_Exercise details:_ Show, in full, each line of the data that contains "piel".
———
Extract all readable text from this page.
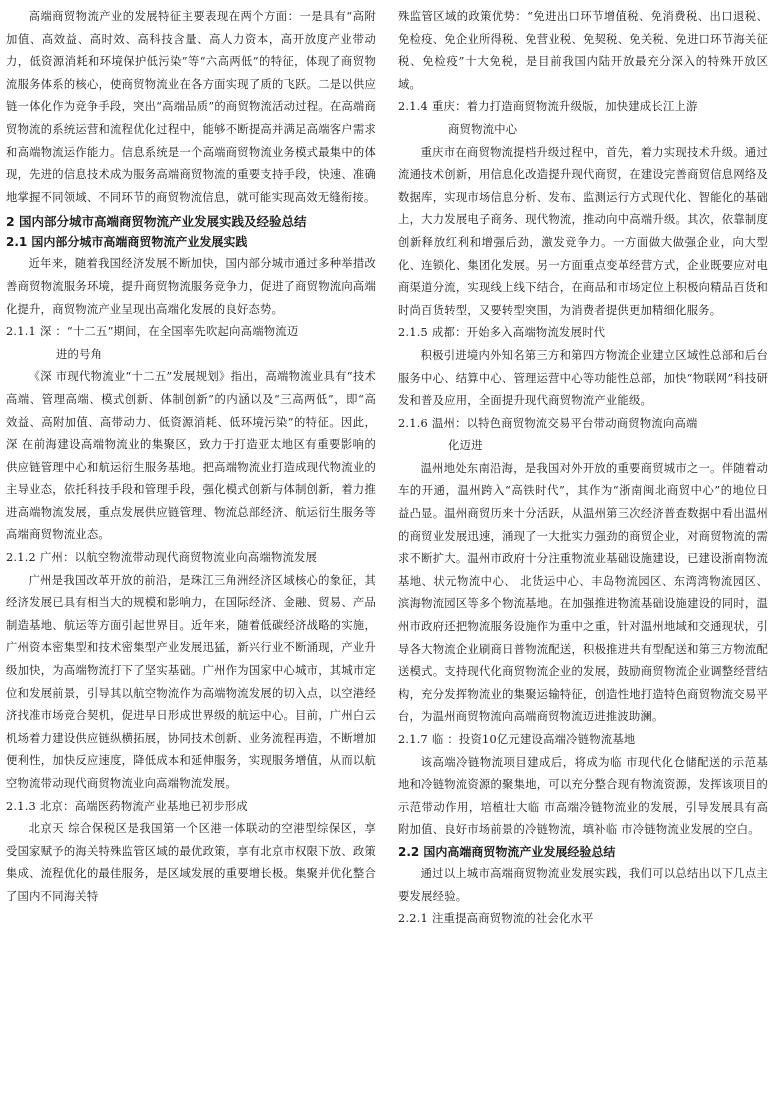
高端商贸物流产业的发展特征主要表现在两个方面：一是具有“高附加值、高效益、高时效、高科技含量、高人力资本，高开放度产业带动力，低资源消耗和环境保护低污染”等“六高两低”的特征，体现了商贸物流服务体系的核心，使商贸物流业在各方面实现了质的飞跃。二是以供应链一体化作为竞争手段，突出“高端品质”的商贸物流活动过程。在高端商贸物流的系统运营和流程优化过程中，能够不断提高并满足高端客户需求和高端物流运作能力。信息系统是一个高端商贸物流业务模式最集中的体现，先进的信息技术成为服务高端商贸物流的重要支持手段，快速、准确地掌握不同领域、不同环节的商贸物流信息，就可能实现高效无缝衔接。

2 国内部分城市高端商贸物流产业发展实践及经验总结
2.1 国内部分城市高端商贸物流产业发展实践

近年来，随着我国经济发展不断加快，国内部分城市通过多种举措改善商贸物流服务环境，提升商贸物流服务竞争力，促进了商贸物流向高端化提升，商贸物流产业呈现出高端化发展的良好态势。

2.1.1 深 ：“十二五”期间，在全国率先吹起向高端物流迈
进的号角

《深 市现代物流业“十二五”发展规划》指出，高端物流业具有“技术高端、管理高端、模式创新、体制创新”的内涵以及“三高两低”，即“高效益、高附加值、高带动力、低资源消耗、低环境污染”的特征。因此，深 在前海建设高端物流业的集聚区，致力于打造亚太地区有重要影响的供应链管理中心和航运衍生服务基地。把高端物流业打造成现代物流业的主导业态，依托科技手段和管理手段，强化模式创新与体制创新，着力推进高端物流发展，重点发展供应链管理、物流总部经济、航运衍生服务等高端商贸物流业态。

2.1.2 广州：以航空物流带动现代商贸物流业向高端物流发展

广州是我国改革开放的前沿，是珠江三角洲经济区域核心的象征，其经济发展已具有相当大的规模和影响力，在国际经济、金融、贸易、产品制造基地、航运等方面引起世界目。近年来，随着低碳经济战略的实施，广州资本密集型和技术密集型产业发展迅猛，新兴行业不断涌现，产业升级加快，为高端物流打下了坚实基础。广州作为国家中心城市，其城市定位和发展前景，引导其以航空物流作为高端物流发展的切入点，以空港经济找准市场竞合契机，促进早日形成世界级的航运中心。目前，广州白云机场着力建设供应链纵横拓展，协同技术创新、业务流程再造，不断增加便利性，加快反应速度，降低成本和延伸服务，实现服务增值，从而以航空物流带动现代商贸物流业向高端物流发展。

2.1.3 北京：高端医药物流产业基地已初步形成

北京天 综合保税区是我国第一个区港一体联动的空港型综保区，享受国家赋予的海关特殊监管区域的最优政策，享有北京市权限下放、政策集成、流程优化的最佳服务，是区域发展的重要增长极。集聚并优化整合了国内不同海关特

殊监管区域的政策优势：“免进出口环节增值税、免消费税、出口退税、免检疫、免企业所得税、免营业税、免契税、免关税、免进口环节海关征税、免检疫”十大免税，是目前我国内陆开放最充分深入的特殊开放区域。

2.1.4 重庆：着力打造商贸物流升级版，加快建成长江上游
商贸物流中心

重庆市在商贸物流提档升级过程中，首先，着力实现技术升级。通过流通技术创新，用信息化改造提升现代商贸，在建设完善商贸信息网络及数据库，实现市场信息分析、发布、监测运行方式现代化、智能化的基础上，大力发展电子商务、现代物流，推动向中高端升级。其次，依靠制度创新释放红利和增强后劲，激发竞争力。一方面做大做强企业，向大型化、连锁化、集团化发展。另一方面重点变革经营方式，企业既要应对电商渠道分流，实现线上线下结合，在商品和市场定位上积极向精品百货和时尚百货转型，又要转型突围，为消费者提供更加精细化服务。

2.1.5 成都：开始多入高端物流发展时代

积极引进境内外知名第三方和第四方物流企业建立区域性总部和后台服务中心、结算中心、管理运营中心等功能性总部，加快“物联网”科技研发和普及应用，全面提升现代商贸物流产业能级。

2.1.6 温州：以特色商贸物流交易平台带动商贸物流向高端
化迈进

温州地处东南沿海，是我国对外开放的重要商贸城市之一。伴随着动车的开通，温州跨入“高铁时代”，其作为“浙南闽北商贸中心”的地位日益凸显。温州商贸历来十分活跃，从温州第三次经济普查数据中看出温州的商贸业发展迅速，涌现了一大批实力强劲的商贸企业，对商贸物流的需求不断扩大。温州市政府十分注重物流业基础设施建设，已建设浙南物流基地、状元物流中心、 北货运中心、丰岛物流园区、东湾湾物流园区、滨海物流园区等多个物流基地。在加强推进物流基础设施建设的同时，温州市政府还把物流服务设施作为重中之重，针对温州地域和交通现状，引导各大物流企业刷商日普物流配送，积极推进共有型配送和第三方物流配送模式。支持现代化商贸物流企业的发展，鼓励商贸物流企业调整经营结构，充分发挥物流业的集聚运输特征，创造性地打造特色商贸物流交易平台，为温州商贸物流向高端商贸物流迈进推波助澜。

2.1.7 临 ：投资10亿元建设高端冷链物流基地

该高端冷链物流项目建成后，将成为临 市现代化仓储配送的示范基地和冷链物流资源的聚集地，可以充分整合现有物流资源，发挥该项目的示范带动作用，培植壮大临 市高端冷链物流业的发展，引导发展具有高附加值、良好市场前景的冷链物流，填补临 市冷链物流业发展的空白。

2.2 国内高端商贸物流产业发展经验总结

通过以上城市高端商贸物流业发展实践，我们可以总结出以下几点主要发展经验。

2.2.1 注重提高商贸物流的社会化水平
———
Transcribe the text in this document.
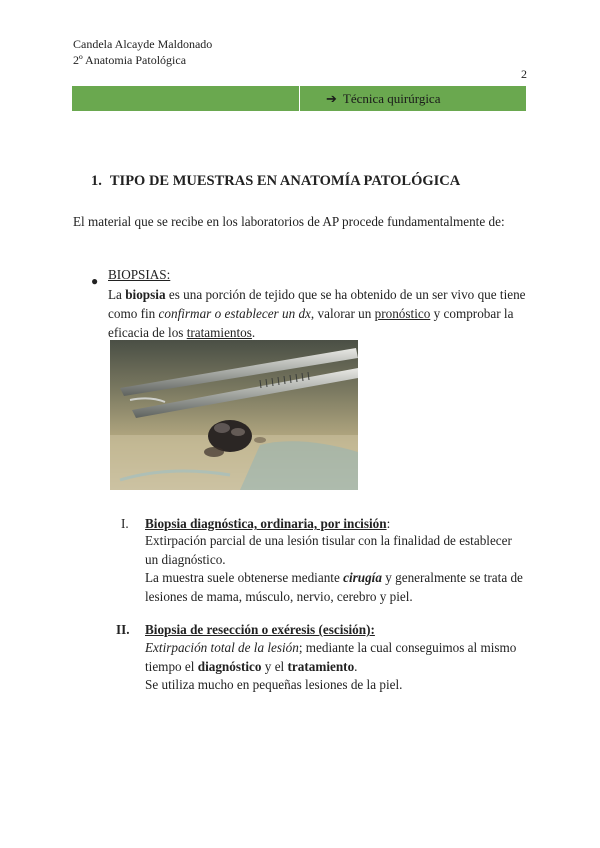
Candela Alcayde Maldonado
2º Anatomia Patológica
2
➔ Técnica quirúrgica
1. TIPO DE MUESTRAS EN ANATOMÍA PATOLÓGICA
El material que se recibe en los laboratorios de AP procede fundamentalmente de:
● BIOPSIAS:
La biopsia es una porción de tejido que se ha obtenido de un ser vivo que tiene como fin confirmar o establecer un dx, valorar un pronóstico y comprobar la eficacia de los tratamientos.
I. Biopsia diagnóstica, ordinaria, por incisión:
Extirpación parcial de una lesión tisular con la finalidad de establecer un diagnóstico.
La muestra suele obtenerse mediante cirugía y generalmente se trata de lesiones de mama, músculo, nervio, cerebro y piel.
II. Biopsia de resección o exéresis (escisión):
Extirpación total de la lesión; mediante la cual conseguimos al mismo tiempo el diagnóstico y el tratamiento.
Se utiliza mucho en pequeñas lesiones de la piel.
———
_Correct answer:_
La muestra suele obtenerse mediante cirugía y generalmente se trata de lesiones de mama, músculo, nervio, cerebro y piel.
Se utiliza mucho en pequeñas lesiones de la piel.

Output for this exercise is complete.